Rows from a figure dataset:
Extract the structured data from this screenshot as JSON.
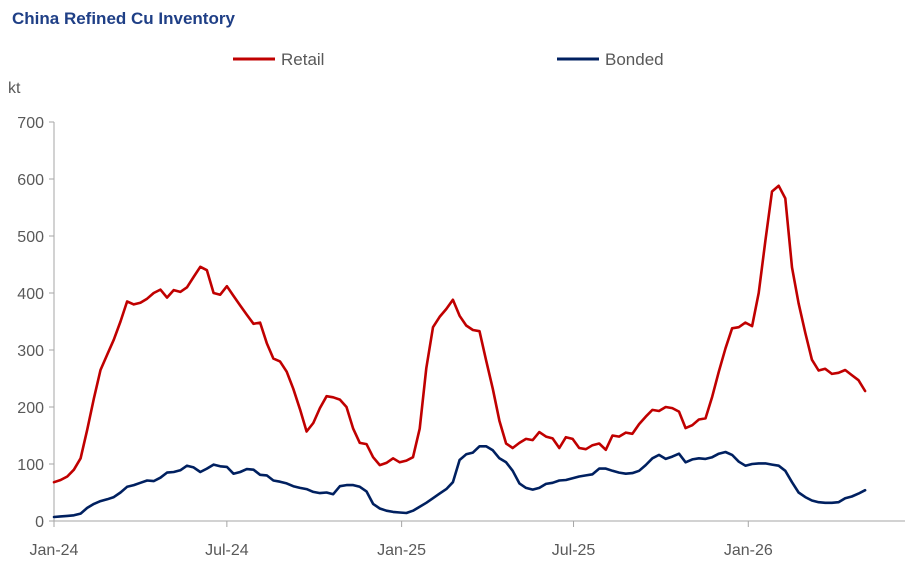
{
  "title": "China Refined Cu Inventory",
  "chart_data": {
    "type": "line",
    "title": "China Refined Cu Inventory",
    "ylabel": "kt",
    "xlabel": "",
    "ylim": [
      0,
      700
    ],
    "yticks": [
      "0",
      "100",
      "200",
      "300",
      "400",
      "500",
      "600",
      "700"
    ],
    "xticks": [
      {
        "label": "Jan-24",
        "x": "2024-01-01"
      },
      {
        "label": "Jul-24",
        "x": "2024-07-01"
      },
      {
        "label": "Jan-25",
        "x": "2025-01-01"
      },
      {
        "label": "Jul-25",
        "x": "2025-07-01"
      },
      {
        "label": "Jan-26",
        "x": "2026-01-01"
      }
    ],
    "xlim": [
      "2024-01-01",
      "2026-06-15"
    ],
    "legend_position": "top",
    "grid": false,
    "series": [
      {
        "name": "Retail",
        "color": "#c00000",
        "points": [
          [
            "2024-01-01",
            68
          ],
          [
            "2024-01-08",
            72
          ],
          [
            "2024-01-15",
            78
          ],
          [
            "2024-01-22",
            90
          ],
          [
            "2024-01-29",
            110
          ],
          [
            "2024-02-05",
            160
          ],
          [
            "2024-02-12",
            215
          ],
          [
            "2024-02-19",
            265
          ],
          [
            "2024-02-26",
            292
          ],
          [
            "2024-03-04",
            318
          ],
          [
            "2024-03-11",
            350
          ],
          [
            "2024-03-18",
            385
          ],
          [
            "2024-03-25",
            380
          ],
          [
            "2024-04-01",
            383
          ],
          [
            "2024-04-08",
            390
          ],
          [
            "2024-04-15",
            400
          ],
          [
            "2024-04-22",
            406
          ],
          [
            "2024-04-29",
            392
          ],
          [
            "2024-05-06",
            405
          ],
          [
            "2024-05-13",
            402
          ],
          [
            "2024-05-20",
            410
          ],
          [
            "2024-05-27",
            428
          ],
          [
            "2024-06-03",
            446
          ],
          [
            "2024-06-10",
            440
          ],
          [
            "2024-06-17",
            400
          ],
          [
            "2024-06-24",
            397
          ],
          [
            "2024-07-01",
            412
          ],
          [
            "2024-07-08",
            395
          ],
          [
            "2024-07-15",
            378
          ],
          [
            "2024-07-22",
            362
          ],
          [
            "2024-07-29",
            346
          ],
          [
            "2024-08-05",
            348
          ],
          [
            "2024-08-12",
            312
          ],
          [
            "2024-08-19",
            285
          ],
          [
            "2024-08-26",
            280
          ],
          [
            "2024-09-02",
            262
          ],
          [
            "2024-09-09",
            232
          ],
          [
            "2024-09-16",
            196
          ],
          [
            "2024-09-23",
            157
          ],
          [
            "2024-09-30",
            172
          ],
          [
            "2024-10-07",
            198
          ],
          [
            "2024-10-14",
            219
          ],
          [
            "2024-10-21",
            217
          ],
          [
            "2024-10-28",
            213
          ],
          [
            "2024-11-04",
            200
          ],
          [
            "2024-11-11",
            162
          ],
          [
            "2024-11-18",
            137
          ],
          [
            "2024-11-25",
            135
          ],
          [
            "2024-12-02",
            112
          ],
          [
            "2024-12-09",
            98
          ],
          [
            "2024-12-16",
            102
          ],
          [
            "2024-12-23",
            110
          ],
          [
            "2024-12-30",
            103
          ],
          [
            "2025-01-06",
            106
          ],
          [
            "2025-01-13",
            112
          ],
          [
            "2025-01-20",
            162
          ],
          [
            "2025-01-27",
            268
          ],
          [
            "2025-02-03",
            340
          ],
          [
            "2025-02-10",
            358
          ],
          [
            "2025-02-17",
            372
          ],
          [
            "2025-02-24",
            388
          ],
          [
            "2025-03-03",
            360
          ],
          [
            "2025-03-10",
            343
          ],
          [
            "2025-03-17",
            335
          ],
          [
            "2025-03-24",
            333
          ],
          [
            "2025-03-31",
            282
          ],
          [
            "2025-04-07",
            232
          ],
          [
            "2025-04-14",
            176
          ],
          [
            "2025-04-21",
            136
          ],
          [
            "2025-04-28",
            128
          ],
          [
            "2025-05-05",
            137
          ],
          [
            "2025-05-12",
            144
          ],
          [
            "2025-05-19",
            142
          ],
          [
            "2025-05-26",
            156
          ],
          [
            "2025-06-02",
            148
          ],
          [
            "2025-06-09",
            145
          ],
          [
            "2025-06-16",
            128
          ],
          [
            "2025-06-23",
            147
          ],
          [
            "2025-06-30",
            144
          ],
          [
            "2025-07-07",
            128
          ],
          [
            "2025-07-14",
            126
          ],
          [
            "2025-07-21",
            133
          ],
          [
            "2025-07-28",
            136
          ],
          [
            "2025-08-04",
            125
          ],
          [
            "2025-08-11",
            150
          ],
          [
            "2025-08-18",
            148
          ],
          [
            "2025-08-25",
            155
          ],
          [
            "2025-09-01",
            153
          ],
          [
            "2025-09-08",
            170
          ],
          [
            "2025-09-15",
            183
          ],
          [
            "2025-09-22",
            195
          ],
          [
            "2025-09-29",
            193
          ],
          [
            "2025-10-06",
            200
          ],
          [
            "2025-10-13",
            198
          ],
          [
            "2025-10-20",
            192
          ],
          [
            "2025-10-27",
            163
          ],
          [
            "2025-11-03",
            168
          ],
          [
            "2025-11-10",
            178
          ],
          [
            "2025-11-17",
            180
          ],
          [
            "2025-11-24",
            218
          ],
          [
            "2025-12-01",
            262
          ],
          [
            "2025-12-08",
            303
          ],
          [
            "2025-12-15",
            338
          ],
          [
            "2025-12-22",
            340
          ],
          [
            "2025-12-29",
            348
          ],
          [
            "2026-01-05",
            342
          ],
          [
            "2026-01-12",
            400
          ],
          [
            "2026-01-19",
            492
          ],
          [
            "2026-01-26",
            578
          ],
          [
            "2026-02-02",
            588
          ],
          [
            "2026-02-09",
            566
          ],
          [
            "2026-02-16",
            445
          ],
          [
            "2026-02-23",
            382
          ],
          [
            "2026-03-02",
            330
          ],
          [
            "2026-03-09",
            283
          ],
          [
            "2026-03-16",
            264
          ],
          [
            "2026-03-23",
            267
          ],
          [
            "2026-03-30",
            258
          ],
          [
            "2026-04-06",
            260
          ],
          [
            "2026-04-13",
            265
          ],
          [
            "2026-04-20",
            256
          ],
          [
            "2026-04-27",
            247
          ],
          [
            "2026-05-04",
            228
          ]
        ]
      },
      {
        "name": "Bonded",
        "color": "#002060",
        "points": [
          [
            "2024-01-01",
            7
          ],
          [
            "2024-01-08",
            8
          ],
          [
            "2024-01-15",
            9
          ],
          [
            "2024-01-22",
            10
          ],
          [
            "2024-01-29",
            13
          ],
          [
            "2024-02-05",
            23
          ],
          [
            "2024-02-12",
            30
          ],
          [
            "2024-02-19",
            35
          ],
          [
            "2024-02-26",
            38
          ],
          [
            "2024-03-04",
            42
          ],
          [
            "2024-03-11",
            50
          ],
          [
            "2024-03-18",
            60
          ],
          [
            "2024-03-25",
            63
          ],
          [
            "2024-04-01",
            67
          ],
          [
            "2024-04-08",
            71
          ],
          [
            "2024-04-15",
            70
          ],
          [
            "2024-04-22",
            76
          ],
          [
            "2024-04-29",
            85
          ],
          [
            "2024-05-06",
            86
          ],
          [
            "2024-05-13",
            89
          ],
          [
            "2024-05-20",
            97
          ],
          [
            "2024-05-27",
            94
          ],
          [
            "2024-06-03",
            86
          ],
          [
            "2024-06-10",
            92
          ],
          [
            "2024-06-17",
            99
          ],
          [
            "2024-06-24",
            96
          ],
          [
            "2024-07-01",
            95
          ],
          [
            "2024-07-08",
            83
          ],
          [
            "2024-07-15",
            86
          ],
          [
            "2024-07-22",
            91
          ],
          [
            "2024-07-29",
            90
          ],
          [
            "2024-08-05",
            81
          ],
          [
            "2024-08-12",
            80
          ],
          [
            "2024-08-19",
            71
          ],
          [
            "2024-08-26",
            69
          ],
          [
            "2024-09-02",
            66
          ],
          [
            "2024-09-09",
            61
          ],
          [
            "2024-09-16",
            58
          ],
          [
            "2024-09-23",
            56
          ],
          [
            "2024-09-30",
            51
          ],
          [
            "2024-10-07",
            49
          ],
          [
            "2024-10-14",
            50
          ],
          [
            "2024-10-21",
            47
          ],
          [
            "2024-10-28",
            61
          ],
          [
            "2024-11-04",
            63
          ],
          [
            "2024-11-11",
            63
          ],
          [
            "2024-11-18",
            60
          ],
          [
            "2024-11-25",
            52
          ],
          [
            "2024-12-02",
            30
          ],
          [
            "2024-12-09",
            22
          ],
          [
            "2024-12-16",
            18
          ],
          [
            "2024-12-23",
            16
          ],
          [
            "2024-12-30",
            15
          ],
          [
            "2025-01-06",
            14
          ],
          [
            "2025-01-13",
            18
          ],
          [
            "2025-01-20",
            25
          ],
          [
            "2025-01-27",
            32
          ],
          [
            "2025-02-03",
            40
          ],
          [
            "2025-02-10",
            48
          ],
          [
            "2025-02-17",
            56
          ],
          [
            "2025-02-24",
            68
          ],
          [
            "2025-03-03",
            107
          ],
          [
            "2025-03-10",
            117
          ],
          [
            "2025-03-17",
            120
          ],
          [
            "2025-03-24",
            131
          ],
          [
            "2025-03-31",
            131
          ],
          [
            "2025-04-07",
            124
          ],
          [
            "2025-04-14",
            110
          ],
          [
            "2025-04-21",
            103
          ],
          [
            "2025-04-28",
            88
          ],
          [
            "2025-05-05",
            66
          ],
          [
            "2025-05-12",
            58
          ],
          [
            "2025-05-19",
            55
          ],
          [
            "2025-05-26",
            58
          ],
          [
            "2025-06-02",
            65
          ],
          [
            "2025-06-09",
            67
          ],
          [
            "2025-06-16",
            71
          ],
          [
            "2025-06-23",
            72
          ],
          [
            "2025-06-30",
            75
          ],
          [
            "2025-07-07",
            78
          ],
          [
            "2025-07-14",
            80
          ],
          [
            "2025-07-21",
            82
          ],
          [
            "2025-07-28",
            92
          ],
          [
            "2025-08-04",
            92
          ],
          [
            "2025-08-11",
            88
          ],
          [
            "2025-08-18",
            85
          ],
          [
            "2025-08-25",
            83
          ],
          [
            "2025-09-01",
            84
          ],
          [
            "2025-09-08",
            88
          ],
          [
            "2025-09-15",
            98
          ],
          [
            "2025-09-22",
            110
          ],
          [
            "2025-09-29",
            116
          ],
          [
            "2025-10-06",
            109
          ],
          [
            "2025-10-13",
            113
          ],
          [
            "2025-10-20",
            118
          ],
          [
            "2025-10-27",
            103
          ],
          [
            "2025-11-03",
            108
          ],
          [
            "2025-11-10",
            110
          ],
          [
            "2025-11-17",
            109
          ],
          [
            "2025-11-24",
            112
          ],
          [
            "2025-12-01",
            118
          ],
          [
            "2025-12-08",
            121
          ],
          [
            "2025-12-15",
            116
          ],
          [
            "2025-12-22",
            104
          ],
          [
            "2025-12-29",
            97
          ],
          [
            "2026-01-05",
            100
          ],
          [
            "2026-01-12",
            101
          ],
          [
            "2026-01-19",
            101
          ],
          [
            "2026-01-26",
            99
          ],
          [
            "2026-02-02",
            97
          ],
          [
            "2026-02-09",
            88
          ],
          [
            "2026-02-16",
            68
          ],
          [
            "2026-02-23",
            50
          ],
          [
            "2026-03-02",
            42
          ],
          [
            "2026-03-09",
            36
          ],
          [
            "2026-03-16",
            33
          ],
          [
            "2026-03-23",
            32
          ],
          [
            "2026-03-30",
            32
          ],
          [
            "2026-04-06",
            33
          ],
          [
            "2026-04-13",
            40
          ],
          [
            "2026-04-20",
            43
          ],
          [
            "2026-04-27",
            48
          ],
          [
            "2026-05-04",
            54
          ]
        ]
      }
    ]
  }
}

— Exercise aim —
Take every line from the data above that holds "Inventory" and copy it out.

— Result of this task —
  "title": "China Refined Cu Inventory",
    "title": "China Refined Cu Inventory",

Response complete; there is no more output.